* **Figure collection entries**:
════════
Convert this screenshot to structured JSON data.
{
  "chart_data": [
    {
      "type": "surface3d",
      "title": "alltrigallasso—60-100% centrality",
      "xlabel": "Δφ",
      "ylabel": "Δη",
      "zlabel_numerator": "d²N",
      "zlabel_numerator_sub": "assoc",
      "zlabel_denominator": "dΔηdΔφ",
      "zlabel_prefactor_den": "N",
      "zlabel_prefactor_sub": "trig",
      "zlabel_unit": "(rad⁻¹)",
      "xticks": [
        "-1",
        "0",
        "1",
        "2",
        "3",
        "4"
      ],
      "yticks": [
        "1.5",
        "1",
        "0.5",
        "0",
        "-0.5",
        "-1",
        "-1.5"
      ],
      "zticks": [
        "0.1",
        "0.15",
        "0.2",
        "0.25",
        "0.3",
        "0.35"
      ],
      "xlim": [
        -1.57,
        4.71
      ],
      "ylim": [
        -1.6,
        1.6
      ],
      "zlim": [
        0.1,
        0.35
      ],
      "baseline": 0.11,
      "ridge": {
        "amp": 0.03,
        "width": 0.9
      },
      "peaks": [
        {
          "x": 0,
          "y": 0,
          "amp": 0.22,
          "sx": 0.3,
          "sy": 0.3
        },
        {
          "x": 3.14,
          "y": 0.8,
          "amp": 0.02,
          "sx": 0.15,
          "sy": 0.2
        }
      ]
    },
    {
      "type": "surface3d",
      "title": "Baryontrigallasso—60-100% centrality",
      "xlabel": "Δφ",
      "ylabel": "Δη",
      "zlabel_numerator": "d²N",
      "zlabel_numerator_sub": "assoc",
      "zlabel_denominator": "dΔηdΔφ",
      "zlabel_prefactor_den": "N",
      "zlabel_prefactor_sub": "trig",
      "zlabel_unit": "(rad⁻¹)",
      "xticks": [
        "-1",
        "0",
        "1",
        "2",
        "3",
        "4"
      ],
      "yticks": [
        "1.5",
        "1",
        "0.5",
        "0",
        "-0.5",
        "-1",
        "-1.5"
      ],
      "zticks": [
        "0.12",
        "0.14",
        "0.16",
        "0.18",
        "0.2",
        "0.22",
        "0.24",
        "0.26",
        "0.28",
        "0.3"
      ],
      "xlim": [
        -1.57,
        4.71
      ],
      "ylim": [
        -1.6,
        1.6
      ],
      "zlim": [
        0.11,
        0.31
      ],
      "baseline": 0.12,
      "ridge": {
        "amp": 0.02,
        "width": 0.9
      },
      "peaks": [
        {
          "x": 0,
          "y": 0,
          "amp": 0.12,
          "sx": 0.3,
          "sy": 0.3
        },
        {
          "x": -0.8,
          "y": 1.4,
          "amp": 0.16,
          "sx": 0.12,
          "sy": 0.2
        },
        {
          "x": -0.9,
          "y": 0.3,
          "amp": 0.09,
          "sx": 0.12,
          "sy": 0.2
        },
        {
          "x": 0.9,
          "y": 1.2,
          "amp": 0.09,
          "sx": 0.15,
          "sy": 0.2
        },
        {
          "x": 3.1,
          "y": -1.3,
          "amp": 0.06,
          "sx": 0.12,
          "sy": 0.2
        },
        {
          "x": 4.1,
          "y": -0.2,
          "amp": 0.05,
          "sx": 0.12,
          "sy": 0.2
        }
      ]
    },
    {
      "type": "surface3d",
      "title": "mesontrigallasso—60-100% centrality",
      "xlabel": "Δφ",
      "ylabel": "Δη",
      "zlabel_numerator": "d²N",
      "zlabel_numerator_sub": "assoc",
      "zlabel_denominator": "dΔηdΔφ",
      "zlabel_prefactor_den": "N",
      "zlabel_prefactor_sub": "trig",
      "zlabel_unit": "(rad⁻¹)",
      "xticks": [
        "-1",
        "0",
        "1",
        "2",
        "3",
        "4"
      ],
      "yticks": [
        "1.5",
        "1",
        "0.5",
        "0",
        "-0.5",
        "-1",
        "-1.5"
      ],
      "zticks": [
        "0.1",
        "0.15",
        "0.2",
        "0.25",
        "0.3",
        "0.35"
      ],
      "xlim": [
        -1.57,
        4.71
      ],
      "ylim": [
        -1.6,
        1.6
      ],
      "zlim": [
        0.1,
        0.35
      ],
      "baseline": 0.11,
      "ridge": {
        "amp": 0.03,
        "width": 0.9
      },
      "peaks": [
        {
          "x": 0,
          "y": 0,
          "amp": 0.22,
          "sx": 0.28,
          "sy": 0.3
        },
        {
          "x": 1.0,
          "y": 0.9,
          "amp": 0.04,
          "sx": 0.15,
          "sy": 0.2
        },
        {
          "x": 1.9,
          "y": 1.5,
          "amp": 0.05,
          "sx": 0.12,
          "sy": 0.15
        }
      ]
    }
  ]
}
════════
* **Given instruction**: Extract the full listing above without alteration.

* **Answer for this exercise**:
Convert this screenshot to structured JSON data.
{
  "chart_data": [
    {
      "type": "surface3d",
      "title": "alltrigallasso—60-100% centrality",
      "xlabel": "Δφ",
      "ylabel": "Δη",
      "zlabel_numerator": "d²N",
      "zlabel_numerator_sub": "assoc",
      "zlabel_denominator": "dΔηdΔφ",
      "zlabel_prefactor_den": "N",
      "zlabel_prefactor_sub": "trig",
      "zlabel_unit": "(rad⁻¹)",
      "xticks": [
        "-1",
        "0",
        "1",
        "2",
        "3",
        "4"
      ],
      "yticks": [
        "1.5",
        "1",
        "0.5",
        "0",
        "-0.5",
        "-1",
        "-1.5"
      ],
      "zticks": [
        "0.1",
        "0.15",
        "0.2",
        "0.25",
        "0.3",
        "0.35"
      ],
      "xlim": [
        -1.57,
        4.71
      ],
      "ylim": [
        -1.6,
        1.6
      ],
      "zlim": [
        0.1,
        0.35
      ],
      "baseline": 0.11,
      "ridge": {
        "amp": 0.03,
        "width": 0.9
      },
      "peaks": [
        {
          "x": 0,
          "y": 0,
          "amp": 0.22,
          "sx": 0.3,
          "sy": 0.3
        },
        {
          "x": 3.14,
          "y": 0.8,
          "amp": 0.02,
          "sx": 0.15,
          "sy": 0.2
        }
      ]
    },
    {
      "type": "surface3d",
      "title": "Baryontrigallasso—60-100% centrality",
      "xlabel": "Δφ",
      "ylabel": "Δη",
      "zlabel_numerator": "d²N",
      "zlabel_numerator_sub": "assoc",
      "zlabel_denominator": "dΔηdΔφ",
      "zlabel_prefactor_den": "N",
      "zlabel_prefactor_sub": "trig",
      "zlabel_unit": "(rad⁻¹)",
      "xticks": [
        "-1",
        "0",
        "1",
        "2",
        "3",
        "4"
      ],
      "yticks": [
        "1.5",
        "1",
        "0.5",
        "0",
        "-0.5",
        "-1",
        "-1.5"
      ],
      "zticks": [
        "0.12",
        "0.14",
        "0.16",
        "0.18",
        "0.2",
        "0.22",
        "0.24",
        "0.26",
        "0.28",
        "0.3"
      ],
      "xlim": [
        -1.57,
        4.71
      ],
      "ylim": [
        -1.6,
        1.6
      ],
      "zlim": [
        0.11,
        0.31
      ],
      "baseline": 0.12,
      "ridge": {
        "amp": 0.02,
        "width": 0.9
      },
      "peaks": [
        {
          "x": 0,
          "y": 0,
          "amp": 0.12,
          "sx": 0.3,
          "sy": 0.3
        },
        {
          "x": -0.8,
          "y": 1.4,
          "amp": 0.16,
          "sx": 0.12,
          "sy": 0.2
        },
        {
          "x": -0.9,
          "y": 0.3,
          "amp": 0.09,
          "sx": 0.12,
          "sy": 0.2
        },
        {
          "x": 0.9,
          "y": 1.2,
          "amp": 0.09,
          "sx": 0.15,
          "sy": 0.2
        },
        {
          "x": 3.1,
          "y": -1.3,
          "amp": 0.06,
          "sx": 0.12,
          "sy": 0.2
        },
        {
          "x": 4.1,
          "y": -0.2,
          "amp": 0.05,
          "sx": 0.12,
          "sy": 0.2
        }
      ]
    },
    {
      "type": "surface3d",
      "title": "mesontrigallasso—60-100% centrality",
      "xlabel": "Δφ",
      "ylabel": "Δη",
      "zlabel_numerator": "d²N",
      "zlabel_numerator_sub": "assoc",
      "zlabel_denominator": "dΔηdΔφ",
      "zlabel_prefactor_den": "N",
      "zlabel_prefactor_sub": "trig",
      "zlabel_unit": "(rad⁻¹)",
      "xticks": [
        "-1",
        "0",
        "1",
        "2",
        "3",
        "4"
      ],
      "yticks": [
        "1.5",
        "1",
        "0.5",
        "0",
        "-0.5",
        "-1",
        "-1.5"
      ],
      "zticks": [
        "0.1",
        "0.15",
        "0.2",
        "0.25",
        "0.3",
        "0.35"
      ],
      "xlim": [
        -1.57,
        4.71
      ],
      "ylim": [
        -1.6,
        1.6
      ],
      "zlim": [
        0.1,
        0.35
      ],
      "baseline": 0.11,
      "ridge": {
        "amp": 0.03,
        "width": 0.9
      },
      "peaks": [
        {
          "x": 0,
          "y": 0,
          "amp": 0.22,
          "sx": 0.28,
          "sy": 0.3
        },
        {
          "x": 1.0,
          "y": 0.9,
          "amp": 0.04,
          "sx": 0.15,
          "sy": 0.2
        },
        {
          "x": 1.9,
          "y": 1.5,
          "amp": 0.05,
          "sx": 0.12,
          "sy": 0.15
        }
      ]
    }
  ]
}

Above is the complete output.